Prompt
Write the data out again, exactly as given.

Supplied material
━━━━━━━━━━━━━━━━━━━━━━━━━━━━━━
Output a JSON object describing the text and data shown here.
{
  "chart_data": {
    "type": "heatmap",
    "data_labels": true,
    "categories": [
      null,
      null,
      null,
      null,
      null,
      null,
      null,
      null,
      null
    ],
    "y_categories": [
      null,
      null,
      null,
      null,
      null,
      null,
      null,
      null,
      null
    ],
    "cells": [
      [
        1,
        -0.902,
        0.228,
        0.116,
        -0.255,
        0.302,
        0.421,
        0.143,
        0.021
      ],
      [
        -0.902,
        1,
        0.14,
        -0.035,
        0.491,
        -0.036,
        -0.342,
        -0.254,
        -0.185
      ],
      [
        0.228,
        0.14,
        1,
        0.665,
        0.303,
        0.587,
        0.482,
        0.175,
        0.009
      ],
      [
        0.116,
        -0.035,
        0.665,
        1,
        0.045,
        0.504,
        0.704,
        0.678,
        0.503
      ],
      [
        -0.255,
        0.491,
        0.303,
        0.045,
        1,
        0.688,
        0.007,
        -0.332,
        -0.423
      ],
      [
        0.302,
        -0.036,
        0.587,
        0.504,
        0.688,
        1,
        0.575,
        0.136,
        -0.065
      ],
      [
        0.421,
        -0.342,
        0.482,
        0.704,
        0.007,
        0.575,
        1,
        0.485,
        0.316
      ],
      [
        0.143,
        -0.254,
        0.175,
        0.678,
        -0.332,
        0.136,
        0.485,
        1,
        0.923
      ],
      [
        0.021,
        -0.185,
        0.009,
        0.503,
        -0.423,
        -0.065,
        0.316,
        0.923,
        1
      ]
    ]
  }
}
━━━━━━━━━━━━━━━━━━━━━━━━━━━━━━
Output for this exercise
Output a JSON object describing the text and data shown here.
{
  "chart_data": {
    "type": "heatmap",
    "data_labels": true,
    "categories": [
      null,
      null,
      null,
      null,
      null,
      null,
      null,
      null,
      null
    ],
    "y_categories": [
      null,
      null,
      null,
      null,
      null,
      null,
      null,
      null,
      null
    ],
    "cells": [
      [
        1,
        -0.902,
        0.228,
        0.116,
        -0.255,
        0.302,
        0.421,
        0.143,
        0.021
      ],
      [
        -0.902,
        1,
        0.14,
        -0.035,
        0.491,
        -0.036,
        -0.342,
        -0.254,
        -0.185
      ],
      [
        0.228,
        0.14,
        1,
        0.665,
        0.303,
        0.587,
        0.482,
        0.175,
        0.009
      ],
      [
        0.116,
        -0.035,
        0.665,
        1,
        0.045,
        0.504,
        0.704,
        0.678,
        0.503
      ],
      [
        -0.255,
        0.491,
        0.303,
        0.045,
        1,
        0.688,
        0.007,
        -0.332,
        -0.423
      ],
      [
        0.302,
        -0.036,
        0.587,
        0.504,
        0.688,
        1,
        0.575,
        0.136,
        -0.065
      ],
      [
        0.421,
        -0.342,
        0.482,
        0.704,
        0.007,
        0.575,
        1,
        0.485,
        0.316
      ],
      [
        0.143,
        -0.254,
        0.175,
        0.678,
        -0.332,
        0.136,
        0.485,
        1,
        0.923
      ],
      [
        0.021,
        -0.185,
        0.009,
        0.503,
        -0.423,
        -0.065,
        0.316,
        0.923,
        1
      ]
    ]
  }
}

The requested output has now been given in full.